[Begin]

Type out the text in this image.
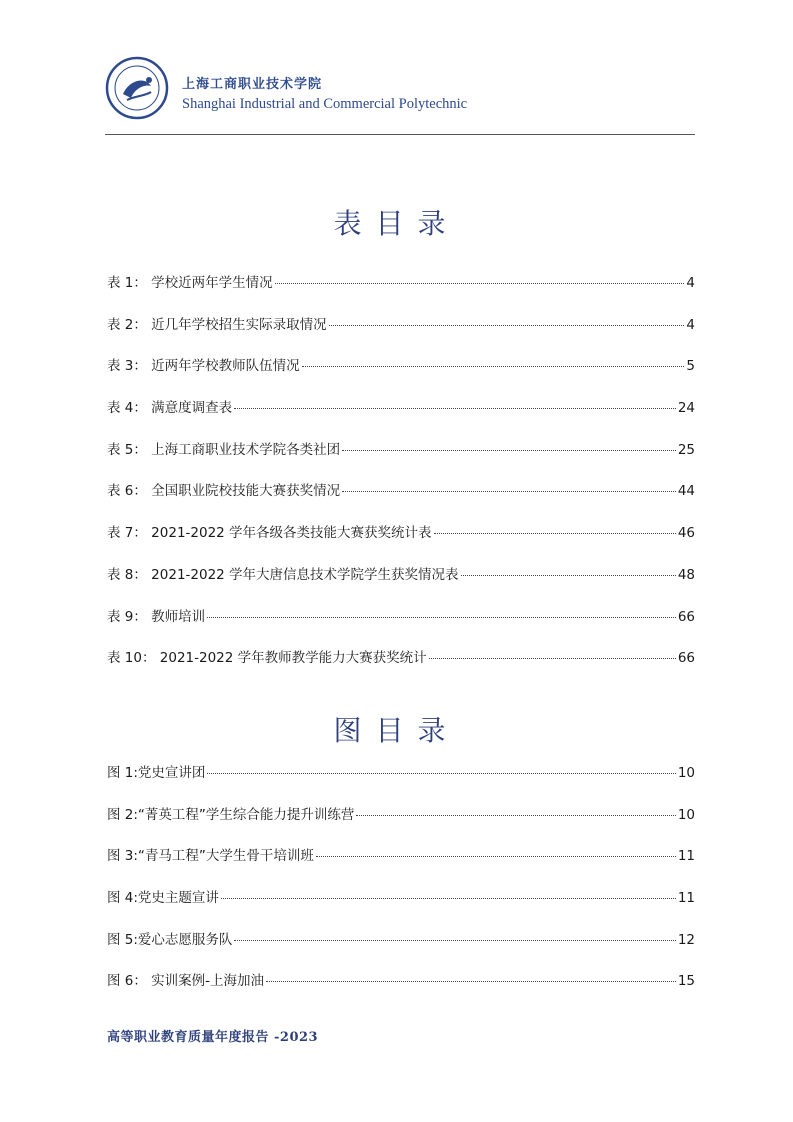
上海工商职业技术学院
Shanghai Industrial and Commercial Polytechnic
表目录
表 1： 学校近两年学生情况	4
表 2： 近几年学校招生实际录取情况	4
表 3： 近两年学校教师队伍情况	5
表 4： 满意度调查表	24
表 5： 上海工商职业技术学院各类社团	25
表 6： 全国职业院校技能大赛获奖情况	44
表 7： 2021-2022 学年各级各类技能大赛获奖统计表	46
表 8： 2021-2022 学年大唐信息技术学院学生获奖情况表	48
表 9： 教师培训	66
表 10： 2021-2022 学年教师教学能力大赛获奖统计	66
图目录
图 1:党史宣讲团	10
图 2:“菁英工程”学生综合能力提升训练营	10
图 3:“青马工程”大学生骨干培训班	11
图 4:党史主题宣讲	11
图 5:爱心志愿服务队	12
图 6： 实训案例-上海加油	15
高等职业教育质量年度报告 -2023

[End]

▸ **THE EXERCISE**
Reproduce all the entries that precede this task, word for word, minus any pictures.

▸ **COMPLETE ANSWER**
Type out the text in this image.
上海工商职业技术学院
Shanghai Industrial and Commercial Polytechnic
表目录
表 1： 学校近两年学生情况	4
表 2： 近几年学校招生实际录取情况	4
表 3： 近两年学校教师队伍情况	5
表 4： 满意度调查表	24
表 5： 上海工商职业技术学院各类社团	25
表 6： 全国职业院校技能大赛获奖情况	44
表 7： 2021-2022 学年各级各类技能大赛获奖统计表	46
表 8： 2021-2022 学年大唐信息技术学院学生获奖情况表	48
表 9： 教师培训	66
表 10： 2021-2022 学年教师教学能力大赛获奖统计	66
图目录
图 1:党史宣讲团	10
图 2:“菁英工程”学生综合能力提升训练营	10
图 3:“青马工程”大学生骨干培训班	11
图 4:党史主题宣讲	11
图 5:爱心志愿服务队	12
图 6： 实训案例-上海加油	15
高等职业教育质量年度报告 -2023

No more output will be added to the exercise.